--- Work to be completed ---
Go through the entries below and count the lines holding the word "mode". Reply with only the number, please.

--- Recorded data ---
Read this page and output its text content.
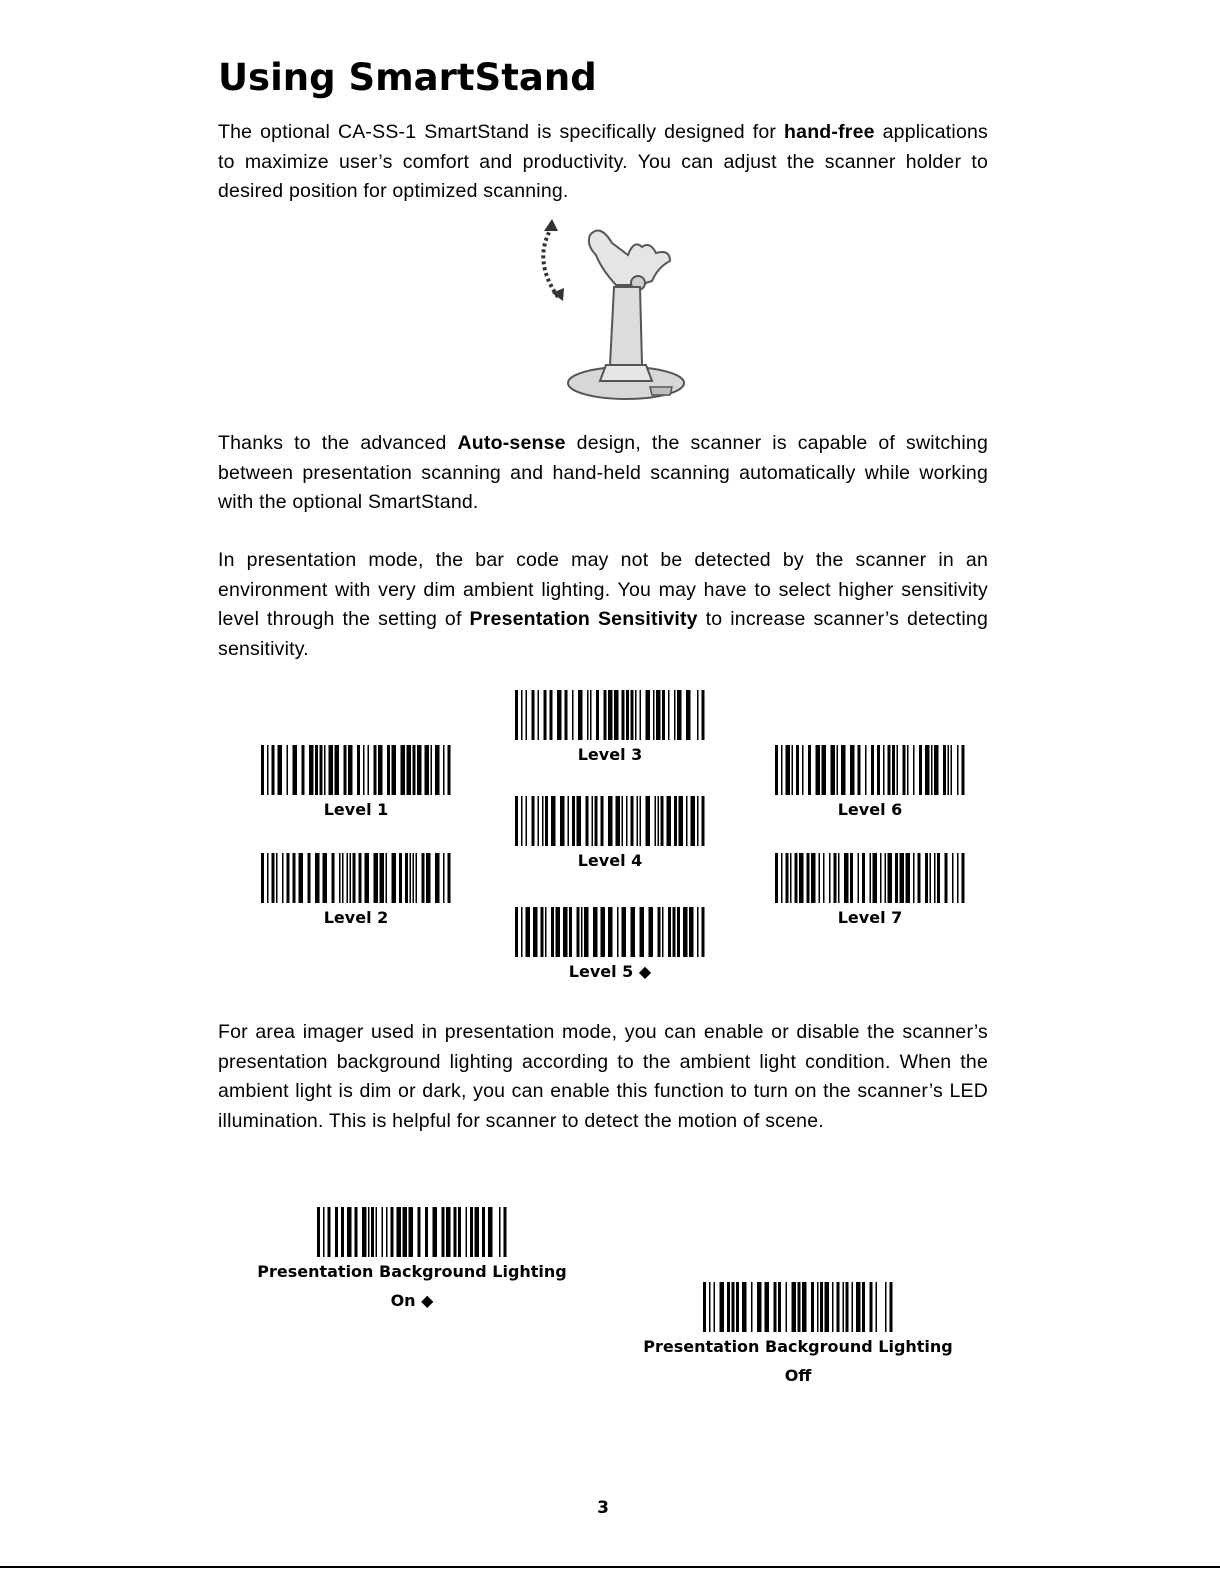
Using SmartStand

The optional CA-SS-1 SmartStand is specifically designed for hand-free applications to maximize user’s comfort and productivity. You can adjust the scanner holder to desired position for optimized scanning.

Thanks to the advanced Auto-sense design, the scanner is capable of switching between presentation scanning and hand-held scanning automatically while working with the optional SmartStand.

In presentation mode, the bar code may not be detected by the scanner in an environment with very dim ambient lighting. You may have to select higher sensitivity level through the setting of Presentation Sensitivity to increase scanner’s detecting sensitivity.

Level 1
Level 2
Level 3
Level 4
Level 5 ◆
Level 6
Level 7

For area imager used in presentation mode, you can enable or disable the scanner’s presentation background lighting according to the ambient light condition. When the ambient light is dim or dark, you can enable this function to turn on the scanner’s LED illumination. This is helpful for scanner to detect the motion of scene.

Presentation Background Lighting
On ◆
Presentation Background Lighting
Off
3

...

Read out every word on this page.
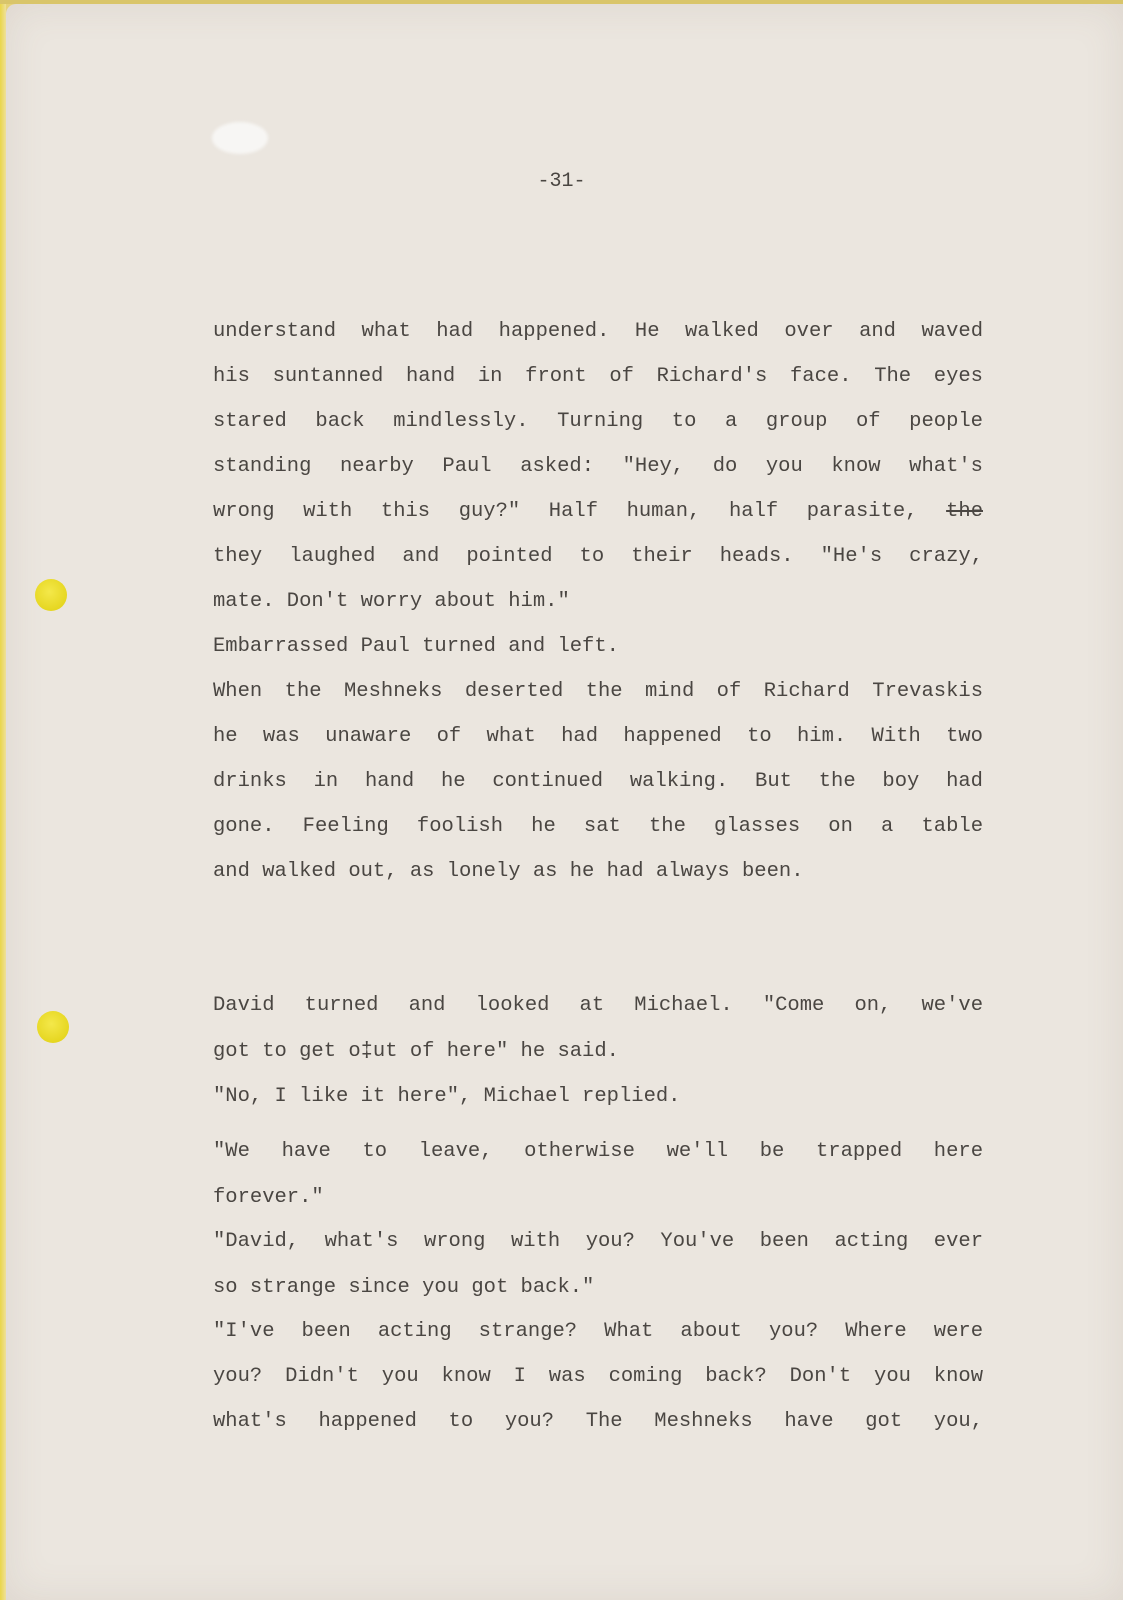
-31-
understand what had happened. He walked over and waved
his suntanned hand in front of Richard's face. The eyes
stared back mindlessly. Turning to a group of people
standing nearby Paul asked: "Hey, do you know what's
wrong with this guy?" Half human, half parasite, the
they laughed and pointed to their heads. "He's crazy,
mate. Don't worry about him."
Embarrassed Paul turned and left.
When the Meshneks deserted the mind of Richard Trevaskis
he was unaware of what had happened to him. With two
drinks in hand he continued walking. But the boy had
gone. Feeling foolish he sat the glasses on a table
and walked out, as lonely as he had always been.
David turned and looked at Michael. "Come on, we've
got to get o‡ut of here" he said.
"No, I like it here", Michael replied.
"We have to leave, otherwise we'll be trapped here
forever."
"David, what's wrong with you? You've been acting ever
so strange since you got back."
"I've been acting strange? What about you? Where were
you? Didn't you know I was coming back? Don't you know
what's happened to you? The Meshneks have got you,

--- Solution to this task ---
2